Troup, Meriwether sheriffs make separate big-volume drug busts
LaGRANGE — A routine traffic stop Monday morning for a Troup County sheriff’s deputy yielded much more than a ticket when the law enforcement officer allegedly found thousands of prescription pills and pounds of illegal drugs.
According to information from the Troup County Sheriff’s Office, the deputy stopped a car driven by Nicholas Antoine, 34, of Atlanta along Interstate 85 around 7:15 a.m. Monday. When the deputy made contact with Antoine, he smelled marijuana in the vehicle, stated officials.
Deputies searched the vehicle and found suspected drugs: 40,000 tablets of Xanax, 1,000 Percocet pills and 11 pounds of “high-grade” marijuana, according to sheriff’s officials.
Antoine was arrested and taken to Troup County Jail. He was charged with one count of possession of a schedule 2 narcotic, one count of possession of a schedule 4 narcotic and one count of trafficking marijuana.
Meanwhile, a search warrant July 16 proved fruitful for law enforcement officers hoping to take down a suspected drug dealer in Talbot County.

Records shown:
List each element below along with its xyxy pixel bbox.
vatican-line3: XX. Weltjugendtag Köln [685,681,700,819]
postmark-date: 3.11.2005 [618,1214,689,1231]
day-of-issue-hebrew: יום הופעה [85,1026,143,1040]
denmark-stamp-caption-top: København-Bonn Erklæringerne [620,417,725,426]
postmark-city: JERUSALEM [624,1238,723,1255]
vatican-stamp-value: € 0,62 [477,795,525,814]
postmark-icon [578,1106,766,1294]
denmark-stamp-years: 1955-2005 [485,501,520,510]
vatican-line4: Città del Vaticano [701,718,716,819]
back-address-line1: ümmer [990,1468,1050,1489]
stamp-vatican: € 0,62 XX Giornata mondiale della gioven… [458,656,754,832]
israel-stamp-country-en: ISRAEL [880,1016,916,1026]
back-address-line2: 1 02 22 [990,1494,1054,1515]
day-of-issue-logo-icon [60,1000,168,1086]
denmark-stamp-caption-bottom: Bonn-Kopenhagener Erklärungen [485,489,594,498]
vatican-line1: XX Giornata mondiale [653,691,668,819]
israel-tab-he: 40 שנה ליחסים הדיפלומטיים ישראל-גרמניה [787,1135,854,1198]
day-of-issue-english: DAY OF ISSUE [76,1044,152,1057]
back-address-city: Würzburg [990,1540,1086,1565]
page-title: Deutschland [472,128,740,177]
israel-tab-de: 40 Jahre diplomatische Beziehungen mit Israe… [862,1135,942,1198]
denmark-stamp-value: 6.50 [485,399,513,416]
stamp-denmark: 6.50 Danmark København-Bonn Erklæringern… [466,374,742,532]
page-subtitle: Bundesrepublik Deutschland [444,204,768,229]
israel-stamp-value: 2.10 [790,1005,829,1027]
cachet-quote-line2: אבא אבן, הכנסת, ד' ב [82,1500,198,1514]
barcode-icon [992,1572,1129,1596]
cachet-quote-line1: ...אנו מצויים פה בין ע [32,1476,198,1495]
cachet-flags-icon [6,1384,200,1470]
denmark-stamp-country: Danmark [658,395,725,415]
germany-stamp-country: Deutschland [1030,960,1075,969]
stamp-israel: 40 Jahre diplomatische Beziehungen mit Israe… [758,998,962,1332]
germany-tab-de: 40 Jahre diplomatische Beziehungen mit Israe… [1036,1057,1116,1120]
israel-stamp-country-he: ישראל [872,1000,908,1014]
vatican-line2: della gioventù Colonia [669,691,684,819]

Work item: According to the drug bust article, what suspected drugs did deputies find when they searched the car on Interstate 85? The material has no connection to the drug bust article.

Completed task: 40,000 Xanax tablets, 1,000 Percocet pills and 11 pounds of "high-grade" marijuana.